### CONSEGNE DELL'ESERCIZIO
**1.** Trascrivi fedelmente dal brano sul Parkinson tutto il testo che va da "I primi sintomi a" giù fino a "primi sintomi motori.".
**2.** Elenca i primi sintomi motori che, secondo il brano sul Parkinson, portano alla diagnosi della malattia.

### BRANO DI LETTURA

________

I primi sintomi a livello motorio che portano alla diagnosi del Parkinson, si legge nella nota, sono il tremore, la rigidità muscolare, il rallentamento motorio. Sintomi che però compaiono in modo evidente solo dopo vari anni che il processo neurodegenerativo ha già avuto inizio nel sistema nervoso.
Il che, sottolinea, porta ad un notevole ritardo nella cura della malattia. Il dispositivo indossabile sviluppato dall’Istituto di BioRobotica mira a proprio ad abbattere la latenza di tempo tra l’inizio della malattia nel sistema nervoso e l’evidenza clinica dei primi sintomi motori.
Parkinson, i sintomi ”non motori”
“Sebbene la diagnosi sul Parkinson – spiega Filippo Cavallo – sia fortemente orientata alla valutazione dei sintomi motori, l’interesse verso i sintomi non motori sta sostanzialmente aumentando perché questi possono anticipare l’insorgere dei deficit motori di 5-7 anni, consentendo di contrastare la malattia nella fase cosiddetta prodromica.”
Tra i sintomi non motori, particolare rilevanza ha l’iposmia idiopatica, ovvero una ridotta capacità olfattiva, che rappresenta un fattore di rischio per lo sviluppo del Parkinson entro 5 anni. Attraverso il dispositivo indossabile SensHand, i ricercatori hanno acquisito dati motori da 90 soggetti (di cui 30 soggetti sani, 30 persone affette da iposmia idiopatica e 30 pazienti con Parkinson). I test hanno dimostrato che, combinando le informazioni acquisite tramite l’analisi del movimento con i sensori ed i risultati di uno screening olfattivo in grado di individuare persone con iposmia, è possibile identificare in questo gruppo lievi deflessioni motorie (non rilevabili in altro modo) che caratterizzano l’insorgere della malattia in fase prodromica, permettendone potenzialmente la diagnosi diversi anni prima a quanto avvenga tutt’oggi.

________

### RIGHE ESTRATTE

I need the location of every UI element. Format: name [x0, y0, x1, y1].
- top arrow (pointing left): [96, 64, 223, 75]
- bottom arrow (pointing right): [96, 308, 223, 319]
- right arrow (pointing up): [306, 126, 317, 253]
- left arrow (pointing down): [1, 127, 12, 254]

________

### RISPOSTE PER CONSEGNA
**1.**
I primi sintomi a livello motorio che portano alla diagnosi del Parkinson, si legge nella nota, sono il tremore, la rigidità muscolare, il rallentamento motorio. Sintomi che però compaiono in modo evidente solo dopo vari anni che il processo neurodegenerativo ha già avuto inizio nel sistema nervoso.
Il che, sottolinea, porta ad un notevole ritardo nella cura della malattia. Il dispositivo indossabile sviluppato dall’Istituto di BioRobotica mira a proprio ad abbattere la latenza di tempo tra l’inizio della malattia nel sistema nervoso e l’evidenza clinica dei primi sintomi motori.

**2.** Tremore; rigidità muscolare; rallentamento motorio.